Extract to read —
■ ■ ■

Programming Assignment 2¶

Goals¶

  • Understand the Sampling Theorem using image signals.
  • Implement Sampling & Decimation and Interpolation of discrete-time signals.
  • Understand the Aliasing and its effects

Problems¶

  1. Apply Downsampling to an Image
  2. Apply Upsampling to the Downsampled Image
  3. Avoid aliasing with Low-Pass Filter
  4. Repeat Steps 1 and 2 to the Band-Limited Image

Utils¶

In [1]:
# import libraries
import cv2 # OpenCV for image processing
import matplotlib.pyplot as plt # Matplotlib for plotting images
import numpy as np # NumPy for numerical operations
In [2]:
def conv_horizontal(image, kernel):
    H, W, C = image.shape
    result = image.copy()
    for i in range(H):
        for c in range(C):
            result[i, :, c] = np.convolve(image[i, :, c], kernel, mode='same')
    return result

def conv_vertical(image, kernel):
    H, W, C = image.shape
    result = image.copy()
    for j in range(W):
        for c in range(C):
            result[:, j, c] = np.convolve(image[:, j, c], kernel, mode='same')

■ ■ ■

(Data records)

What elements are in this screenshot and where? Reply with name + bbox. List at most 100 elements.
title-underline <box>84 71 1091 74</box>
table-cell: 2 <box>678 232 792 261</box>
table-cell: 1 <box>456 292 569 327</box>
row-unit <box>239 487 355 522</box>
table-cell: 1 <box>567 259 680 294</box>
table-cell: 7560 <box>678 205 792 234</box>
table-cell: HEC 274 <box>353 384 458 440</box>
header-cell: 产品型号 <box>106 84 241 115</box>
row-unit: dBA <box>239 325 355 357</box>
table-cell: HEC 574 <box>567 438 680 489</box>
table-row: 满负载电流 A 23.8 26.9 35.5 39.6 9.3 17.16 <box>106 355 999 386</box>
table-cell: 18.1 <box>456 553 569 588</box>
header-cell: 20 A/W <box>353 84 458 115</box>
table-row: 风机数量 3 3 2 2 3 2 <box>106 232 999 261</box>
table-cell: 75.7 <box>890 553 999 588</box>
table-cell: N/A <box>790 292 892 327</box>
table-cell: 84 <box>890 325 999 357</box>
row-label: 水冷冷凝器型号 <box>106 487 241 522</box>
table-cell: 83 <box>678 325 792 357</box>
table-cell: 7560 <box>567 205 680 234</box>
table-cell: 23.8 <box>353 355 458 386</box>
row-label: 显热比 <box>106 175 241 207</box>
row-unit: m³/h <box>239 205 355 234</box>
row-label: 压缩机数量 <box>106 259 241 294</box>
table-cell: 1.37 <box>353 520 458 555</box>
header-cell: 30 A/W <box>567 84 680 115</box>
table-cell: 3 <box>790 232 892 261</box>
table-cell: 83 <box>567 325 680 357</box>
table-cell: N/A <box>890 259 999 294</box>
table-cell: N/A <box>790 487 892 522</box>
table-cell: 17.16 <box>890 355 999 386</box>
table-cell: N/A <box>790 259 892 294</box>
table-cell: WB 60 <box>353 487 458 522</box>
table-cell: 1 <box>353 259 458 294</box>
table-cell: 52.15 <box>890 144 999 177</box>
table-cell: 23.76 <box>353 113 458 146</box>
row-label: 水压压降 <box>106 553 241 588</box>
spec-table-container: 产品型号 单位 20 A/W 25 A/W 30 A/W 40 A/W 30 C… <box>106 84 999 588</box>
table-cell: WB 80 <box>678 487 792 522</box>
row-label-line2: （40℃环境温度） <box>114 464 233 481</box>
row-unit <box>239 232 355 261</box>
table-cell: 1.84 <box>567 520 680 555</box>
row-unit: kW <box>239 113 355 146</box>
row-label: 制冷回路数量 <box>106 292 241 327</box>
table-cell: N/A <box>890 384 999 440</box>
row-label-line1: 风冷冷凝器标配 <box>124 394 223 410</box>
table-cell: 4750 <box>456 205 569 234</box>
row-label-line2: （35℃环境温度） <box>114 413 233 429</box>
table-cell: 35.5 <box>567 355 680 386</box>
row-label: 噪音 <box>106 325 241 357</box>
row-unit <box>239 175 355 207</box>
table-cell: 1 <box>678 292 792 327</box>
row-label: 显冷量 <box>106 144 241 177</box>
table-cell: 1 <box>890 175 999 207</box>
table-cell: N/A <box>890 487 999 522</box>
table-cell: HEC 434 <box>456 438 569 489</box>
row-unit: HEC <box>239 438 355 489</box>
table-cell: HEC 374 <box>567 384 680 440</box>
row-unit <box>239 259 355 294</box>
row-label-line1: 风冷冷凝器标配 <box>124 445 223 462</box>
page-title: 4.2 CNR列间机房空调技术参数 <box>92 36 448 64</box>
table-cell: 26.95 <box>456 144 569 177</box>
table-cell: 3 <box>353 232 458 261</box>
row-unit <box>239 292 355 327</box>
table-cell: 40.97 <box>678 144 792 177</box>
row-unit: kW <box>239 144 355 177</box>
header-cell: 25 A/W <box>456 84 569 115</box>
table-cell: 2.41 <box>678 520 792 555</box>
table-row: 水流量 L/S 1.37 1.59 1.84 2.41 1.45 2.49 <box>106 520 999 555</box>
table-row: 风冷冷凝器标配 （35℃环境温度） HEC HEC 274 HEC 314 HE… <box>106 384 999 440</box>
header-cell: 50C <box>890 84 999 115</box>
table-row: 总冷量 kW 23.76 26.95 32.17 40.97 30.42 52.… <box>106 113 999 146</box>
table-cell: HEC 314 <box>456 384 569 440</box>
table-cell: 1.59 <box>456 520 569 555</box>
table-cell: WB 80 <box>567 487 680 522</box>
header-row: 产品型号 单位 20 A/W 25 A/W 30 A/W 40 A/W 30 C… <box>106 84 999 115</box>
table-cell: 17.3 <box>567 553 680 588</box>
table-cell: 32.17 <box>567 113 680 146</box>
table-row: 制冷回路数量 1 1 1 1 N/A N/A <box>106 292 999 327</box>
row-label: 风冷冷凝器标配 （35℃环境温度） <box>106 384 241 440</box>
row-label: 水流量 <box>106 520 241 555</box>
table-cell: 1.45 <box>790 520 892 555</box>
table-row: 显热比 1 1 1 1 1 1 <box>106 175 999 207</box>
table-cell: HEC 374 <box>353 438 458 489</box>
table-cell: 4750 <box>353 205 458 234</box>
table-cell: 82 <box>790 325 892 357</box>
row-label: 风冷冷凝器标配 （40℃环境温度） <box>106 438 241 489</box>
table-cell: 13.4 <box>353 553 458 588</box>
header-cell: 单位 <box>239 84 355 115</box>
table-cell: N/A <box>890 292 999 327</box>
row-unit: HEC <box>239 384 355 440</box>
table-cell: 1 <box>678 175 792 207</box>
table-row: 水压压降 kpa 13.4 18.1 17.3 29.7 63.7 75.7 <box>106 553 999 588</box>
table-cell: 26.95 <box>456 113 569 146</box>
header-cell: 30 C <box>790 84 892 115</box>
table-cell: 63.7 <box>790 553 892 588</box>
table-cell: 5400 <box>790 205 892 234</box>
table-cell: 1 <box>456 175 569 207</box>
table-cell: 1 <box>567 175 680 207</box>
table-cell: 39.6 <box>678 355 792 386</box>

■ ■ ■

Written exercise A — Reproduce the records verbatim, covering the stretch from their first line through the line containing "table-cell: 75.7 <box>890 553 999 588</box>".
Written exercise B — Continue the programming assignment on image sampling and aliasing from the point where it stops.

Expected output A —
What elements are in this screenshot and where? Reply with name + bbox. List at most 100 elements.
title-underline <box>84 71 1091 74</box>
table-cell: 2 <box>678 232 792 261</box>
table-cell: 1 <box>456 292 569 327</box>
row-unit <box>239 487 355 522</box>
table-cell: 1 <box>567 259 680 294</box>
table-cell: 7560 <box>678 205 792 234</box>
table-cell: HEC 274 <box>353 384 458 440</box>
header-cell: 产品型号 <box>106 84 241 115</box>
row-unit: dBA <box>239 325 355 357</box>
table-cell: HEC 574 <box>567 438 680 489</box>
table-row: 满负载电流 A 23.8 26.9 35.5 39.6 9.3 17.16 <box>106 355 999 386</box>
table-cell: 18.1 <box>456 553 569 588</box>
header-cell: 20 A/W <box>353 84 458 115</box>
table-row: 风机数量 3 3 2 2 3 2 <box>106 232 999 261</box>
table-cell: 75.7 <box>890 553 999 588</box>

Expected output B —
    return result

def conv2d(image, kernel):
    H, W, C = image.shape
    temp = np.zeros_like(image)
    result = np.zeros_like(image)
    for i in range(H):
        for c in range(C):
            temp[i, :, c] = np.convolve(image[i, :, c], kernel, mode='same')
    for j in range(W):
        for c in range(C):
            result[:, j, c] = np.convolve(temp[:, j, c], kernel, mode='same')
    return result
In [3]:
# set number of images
NUM_IMAGES = 3

# load the images and convert them to RGB format
image_set = [cv2.imread(f'./image/{i}.jpg') for i in range(1, 1 + NUM_IMAGES)]
image_set = list(map(lambda img: cv2.cvtColor(img, cv2.COLOR_BGR2RGB), image_set))

plt.figure(figsize=(15, 5))
for i, image in enumerate(image_set):
    plt.subplot(1, NUM_IMAGES, i + 1)
    plt.imshow(image)
    plt.axis('off')
plt.show()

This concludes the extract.